— PROBLEM DESCRIPTION —
Your task is to repeat the listing exactly.

=== PROVIDED RECORDS ===

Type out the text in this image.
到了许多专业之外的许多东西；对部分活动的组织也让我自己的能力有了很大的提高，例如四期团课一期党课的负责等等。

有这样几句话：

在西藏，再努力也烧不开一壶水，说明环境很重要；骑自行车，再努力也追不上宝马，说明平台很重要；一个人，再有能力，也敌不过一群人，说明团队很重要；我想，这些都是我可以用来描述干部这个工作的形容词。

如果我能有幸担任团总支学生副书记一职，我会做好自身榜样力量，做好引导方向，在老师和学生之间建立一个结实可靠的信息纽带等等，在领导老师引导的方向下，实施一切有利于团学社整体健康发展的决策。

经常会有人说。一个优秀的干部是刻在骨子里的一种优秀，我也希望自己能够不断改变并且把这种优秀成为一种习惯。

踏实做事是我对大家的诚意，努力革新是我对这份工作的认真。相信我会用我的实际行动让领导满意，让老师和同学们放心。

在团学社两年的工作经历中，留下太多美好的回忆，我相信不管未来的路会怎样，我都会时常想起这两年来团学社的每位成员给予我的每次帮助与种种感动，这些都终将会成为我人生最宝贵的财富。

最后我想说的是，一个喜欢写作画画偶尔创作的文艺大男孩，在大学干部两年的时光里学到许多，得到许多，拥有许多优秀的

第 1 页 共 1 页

===

— EXERCISE SOLUTION —
Type out the text in this image.
到了许多专业之外的许多东西；对部分活动的组织也让我自己的能力有了很大的提高，例如四期团课一期党课的负责等等。

有这样几句话：

在西藏，再努力也烧不开一壶水，说明环境很重要；骑自行车，再努力也追不上宝马，说明平台很重要；一个人，再有能力，也敌不过一群人，说明团队很重要；我想，这些都是我可以用来描述干部这个工作的形容词。

如果我能有幸担任团总支学生副书记一职，我会做好自身榜样力量，做好引导方向，在老师和学生之间建立一个结实可靠的信息纽带等等，在领导老师引导的方向下，实施一切有利于团学社整体健康发展的决策。

经常会有人说。一个优秀的干部是刻在骨子里的一种优秀，我也希望自己能够不断改变并且把这种优秀成为一种习惯。

踏实做事是我对大家的诚意，努力革新是我对这份工作的认真。相信我会用我的实际行动让领导满意，让老师和同学们放心。

在团学社两年的工作经历中，留下太多美好的回忆，我相信不管未来的路会怎样，我都会时常想起这两年来团学社的每位成员给予我的每次帮助与种种感动，这些都终将会成为我人生最宝贵的财富。

最后我想说的是，一个喜欢写作画画偶尔创作的文艺大男孩，在大学干部两年的时光里学到许多，得到许多，拥有许多优秀的

第 1 页 共 1 页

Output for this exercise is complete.